══ 源数据

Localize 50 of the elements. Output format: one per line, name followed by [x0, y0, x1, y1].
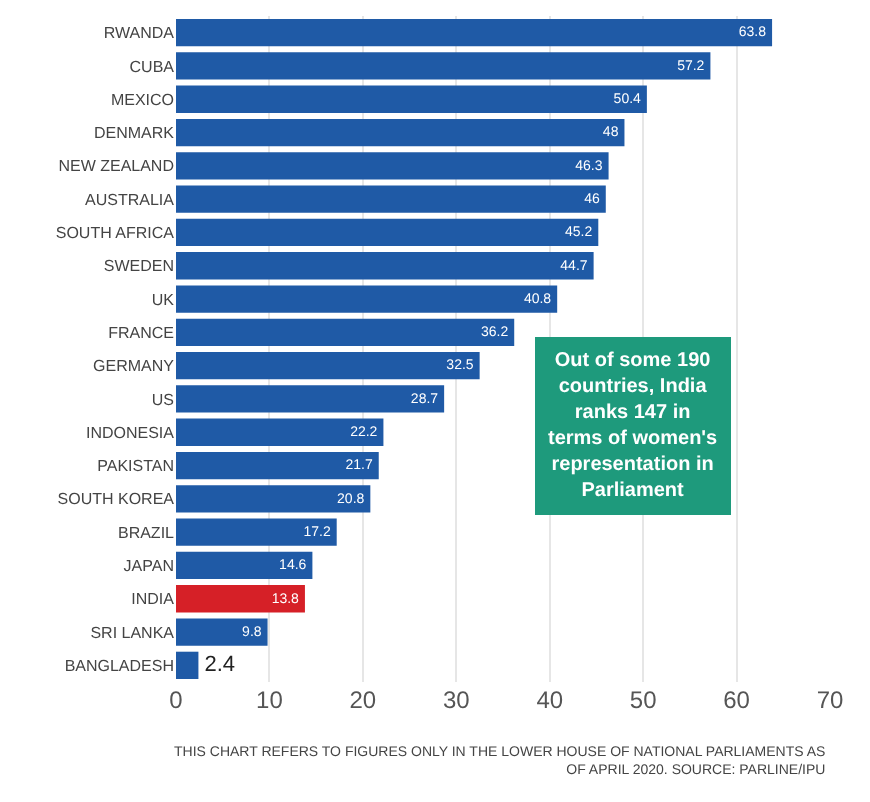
- x-tick-label: 40: [536, 686, 564, 714]
- y-tick-label: SWEDEN: [103, 257, 175, 276]
- annotation: Out of some 190 countries, India ranks 147 in terms of women's representation in Parliament: [548, 350, 719, 502]
- y-tick-label: US: [151, 390, 174, 409]
- y-tick-label: BRAZIL: [117, 523, 176, 542]
- bar: [176, 585, 305, 613]
- y-tick-label: SOUTH KOREA: [57, 490, 176, 509]
- x-tick-label: 10: [256, 686, 284, 714]
- bar: [176, 218, 599, 247]
- y-tick-label: JAPAN: [123, 557, 175, 576]
- bar: [176, 518, 337, 546]
- bar: [176, 152, 609, 180]
- bar: [176, 19, 773, 47]
- bar: [176, 551, 313, 580]
- bar: [176, 118, 625, 147]
- bar: [176, 52, 711, 80]
- x-tick-label: 20: [349, 686, 377, 714]
- y-tick-label: NEW ZEALAND: [58, 157, 175, 176]
- bar: [176, 451, 379, 480]
- bar: [176, 85, 647, 113]
- y-tick-label: INDIA: [131, 590, 176, 609]
- y-tick-label: BANGLADESH: [64, 656, 175, 675]
- bar: [176, 185, 606, 213]
- y-tick-label: FRANCE: [108, 323, 174, 342]
- y-tick-label: SRI LANKA: [90, 623, 176, 642]
- y-tick-label: AUSTRALIA: [85, 190, 176, 209]
- bar: [176, 418, 384, 446]
- y-tick-label: CUBA: [129, 57, 176, 76]
- bar: [176, 285, 558, 313]
- bar: [176, 651, 199, 679]
- y-tick-label: PAKISTAN: [97, 457, 175, 476]
- bar: [176, 618, 268, 646]
- x-tick-label: 50: [629, 686, 658, 714]
- y-tick-label: SOUTH AFRICA: [55, 224, 176, 243]
- y-tick-label: INDONESIA: [85, 423, 176, 442]
- bar: [176, 385, 445, 413]
- x-tick-label: 60: [723, 686, 751, 714]
- bar: [176, 318, 515, 346]
- y-tick-label: RWANDA: [103, 24, 176, 43]
- x-tick-label: 0: [169, 686, 184, 714]
- y-tick-label: DENMARK: [93, 124, 176, 143]
- y-tick-label: UK: [151, 290, 176, 309]
- bar: [176, 252, 594, 280]
- y-tick-label: GERMANY: [93, 357, 176, 376]
- bar: [176, 485, 371, 513]
- y-tick-label: MEXICO: [110, 90, 174, 109]
- data-label: 2.4: [204, 653, 236, 678]
- x-tick-label: 70: [816, 686, 844, 714]
- x-tick-label: 30: [442, 686, 471, 714]
- bar: [176, 352, 480, 380]
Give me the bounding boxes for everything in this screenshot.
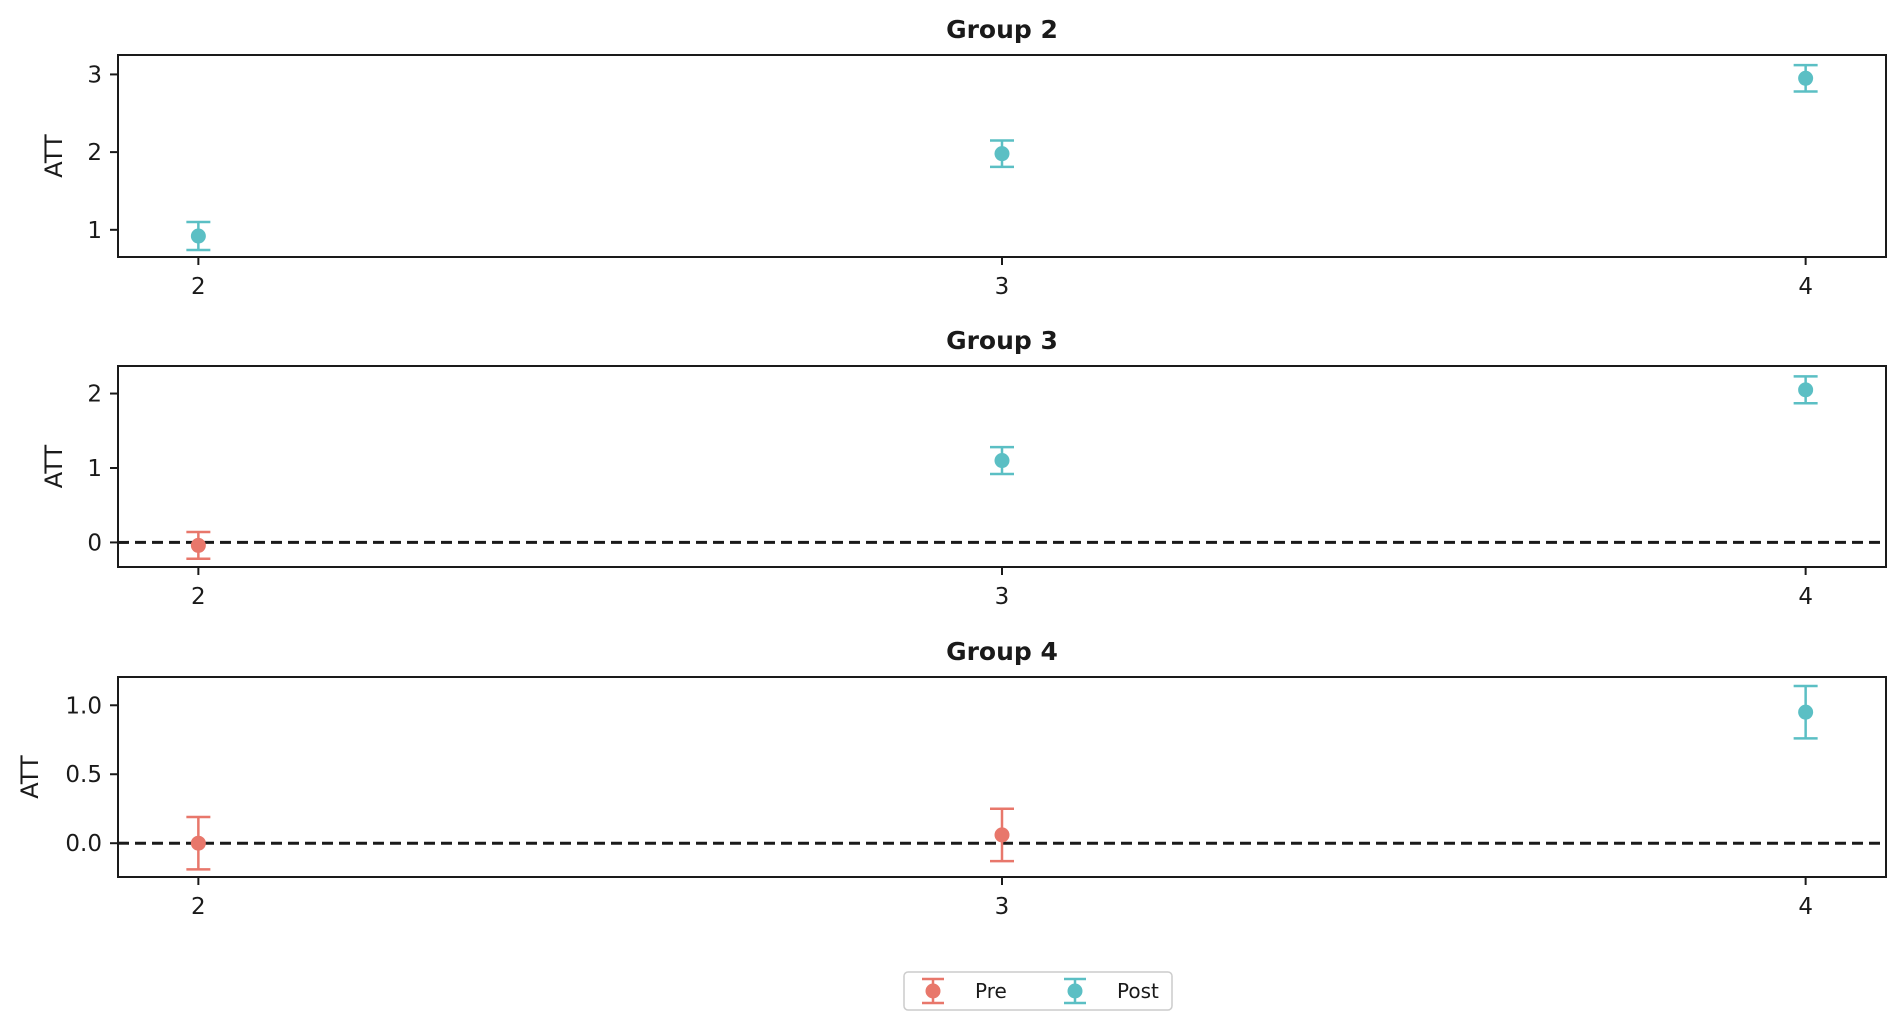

════

• **待办任务**:
收集上方记录中所有含有字符串“SOUTH”的行，并逐行原样抄录。

• **任务结果**:
- y-tick-label: SOUTH KOREA: [57, 490, 176, 509]
- y-tick-label: SOUTH AFRICA: [55, 224, 176, 243]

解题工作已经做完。